**Stated problem:** Scan the records below for lines with the word "Vliegende", then state how many you find and nothing else.

Stored data entries
────────────────

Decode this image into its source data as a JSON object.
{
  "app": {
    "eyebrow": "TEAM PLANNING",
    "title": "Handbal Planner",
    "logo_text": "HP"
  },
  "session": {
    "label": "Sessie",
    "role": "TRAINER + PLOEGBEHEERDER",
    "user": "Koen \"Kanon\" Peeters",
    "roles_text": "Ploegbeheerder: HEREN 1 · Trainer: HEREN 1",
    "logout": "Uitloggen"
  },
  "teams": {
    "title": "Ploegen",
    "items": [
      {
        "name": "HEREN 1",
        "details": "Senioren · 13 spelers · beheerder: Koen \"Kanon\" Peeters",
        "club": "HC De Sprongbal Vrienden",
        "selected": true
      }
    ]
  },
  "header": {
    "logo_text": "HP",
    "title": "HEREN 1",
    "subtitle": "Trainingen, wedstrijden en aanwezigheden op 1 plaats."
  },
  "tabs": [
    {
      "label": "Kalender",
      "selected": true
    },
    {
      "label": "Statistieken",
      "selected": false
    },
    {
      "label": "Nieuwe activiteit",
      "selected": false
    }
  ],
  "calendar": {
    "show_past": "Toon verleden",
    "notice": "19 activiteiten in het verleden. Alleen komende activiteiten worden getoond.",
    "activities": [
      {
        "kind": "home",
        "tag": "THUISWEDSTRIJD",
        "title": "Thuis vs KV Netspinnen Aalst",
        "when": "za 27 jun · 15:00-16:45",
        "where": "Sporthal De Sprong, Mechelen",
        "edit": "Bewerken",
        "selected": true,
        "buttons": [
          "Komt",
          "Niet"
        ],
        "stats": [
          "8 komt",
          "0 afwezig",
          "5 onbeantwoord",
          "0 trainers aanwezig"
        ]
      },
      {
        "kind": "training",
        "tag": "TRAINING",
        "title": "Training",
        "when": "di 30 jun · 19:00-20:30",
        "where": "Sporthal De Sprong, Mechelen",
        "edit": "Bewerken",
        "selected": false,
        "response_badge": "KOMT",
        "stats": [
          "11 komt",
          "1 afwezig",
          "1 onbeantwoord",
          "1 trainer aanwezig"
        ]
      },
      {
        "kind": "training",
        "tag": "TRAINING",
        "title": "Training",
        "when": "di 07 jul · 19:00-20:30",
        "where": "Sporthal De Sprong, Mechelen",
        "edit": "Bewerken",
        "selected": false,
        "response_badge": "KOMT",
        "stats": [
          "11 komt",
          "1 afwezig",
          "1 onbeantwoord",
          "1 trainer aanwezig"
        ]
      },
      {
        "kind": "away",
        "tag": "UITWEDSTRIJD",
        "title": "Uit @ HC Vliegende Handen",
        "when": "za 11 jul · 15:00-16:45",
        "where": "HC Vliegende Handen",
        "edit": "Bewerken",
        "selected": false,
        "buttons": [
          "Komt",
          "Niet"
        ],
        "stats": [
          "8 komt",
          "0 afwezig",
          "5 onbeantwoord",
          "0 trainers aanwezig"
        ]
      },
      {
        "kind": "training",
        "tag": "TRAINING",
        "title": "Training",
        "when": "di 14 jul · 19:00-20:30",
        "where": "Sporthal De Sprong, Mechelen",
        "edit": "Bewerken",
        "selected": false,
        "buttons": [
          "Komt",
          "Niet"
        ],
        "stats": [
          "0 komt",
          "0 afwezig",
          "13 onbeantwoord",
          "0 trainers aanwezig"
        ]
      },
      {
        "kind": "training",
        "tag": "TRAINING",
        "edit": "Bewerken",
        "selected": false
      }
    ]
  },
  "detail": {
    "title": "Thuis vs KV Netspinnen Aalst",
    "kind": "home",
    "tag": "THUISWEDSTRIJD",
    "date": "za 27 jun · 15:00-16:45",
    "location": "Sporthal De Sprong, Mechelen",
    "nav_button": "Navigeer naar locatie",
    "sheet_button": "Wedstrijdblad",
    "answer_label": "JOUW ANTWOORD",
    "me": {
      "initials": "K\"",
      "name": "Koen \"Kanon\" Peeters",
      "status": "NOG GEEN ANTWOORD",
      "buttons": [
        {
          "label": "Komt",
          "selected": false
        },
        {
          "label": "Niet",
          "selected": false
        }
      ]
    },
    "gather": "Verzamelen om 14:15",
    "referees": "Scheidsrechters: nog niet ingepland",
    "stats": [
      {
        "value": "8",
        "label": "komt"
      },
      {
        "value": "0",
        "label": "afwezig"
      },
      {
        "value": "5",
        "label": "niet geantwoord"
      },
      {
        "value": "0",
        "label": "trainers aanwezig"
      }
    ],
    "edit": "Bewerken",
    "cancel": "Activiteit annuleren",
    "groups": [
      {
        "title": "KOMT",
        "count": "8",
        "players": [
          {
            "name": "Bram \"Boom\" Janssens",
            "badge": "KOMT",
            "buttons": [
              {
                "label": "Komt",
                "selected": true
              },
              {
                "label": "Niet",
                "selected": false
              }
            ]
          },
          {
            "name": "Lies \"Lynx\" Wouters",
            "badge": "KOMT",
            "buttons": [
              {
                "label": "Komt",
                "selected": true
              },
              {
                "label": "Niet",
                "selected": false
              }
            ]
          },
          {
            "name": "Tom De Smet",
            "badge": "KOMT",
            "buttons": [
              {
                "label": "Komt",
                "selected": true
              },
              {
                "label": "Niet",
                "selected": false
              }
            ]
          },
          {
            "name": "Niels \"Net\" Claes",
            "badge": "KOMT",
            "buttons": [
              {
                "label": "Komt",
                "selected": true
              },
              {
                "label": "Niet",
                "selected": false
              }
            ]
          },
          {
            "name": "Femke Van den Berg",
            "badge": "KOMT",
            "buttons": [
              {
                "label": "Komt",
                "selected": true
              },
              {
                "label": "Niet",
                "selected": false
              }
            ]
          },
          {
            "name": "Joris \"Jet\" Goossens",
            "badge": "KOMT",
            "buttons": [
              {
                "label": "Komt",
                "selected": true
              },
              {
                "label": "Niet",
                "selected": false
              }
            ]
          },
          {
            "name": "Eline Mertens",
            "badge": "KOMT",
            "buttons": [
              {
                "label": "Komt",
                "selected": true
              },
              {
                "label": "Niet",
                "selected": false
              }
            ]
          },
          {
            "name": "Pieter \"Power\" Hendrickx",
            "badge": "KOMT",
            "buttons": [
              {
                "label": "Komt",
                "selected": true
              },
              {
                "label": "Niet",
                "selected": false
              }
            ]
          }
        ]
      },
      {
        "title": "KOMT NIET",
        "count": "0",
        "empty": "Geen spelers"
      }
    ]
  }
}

────────────────

**Output for this task:** 2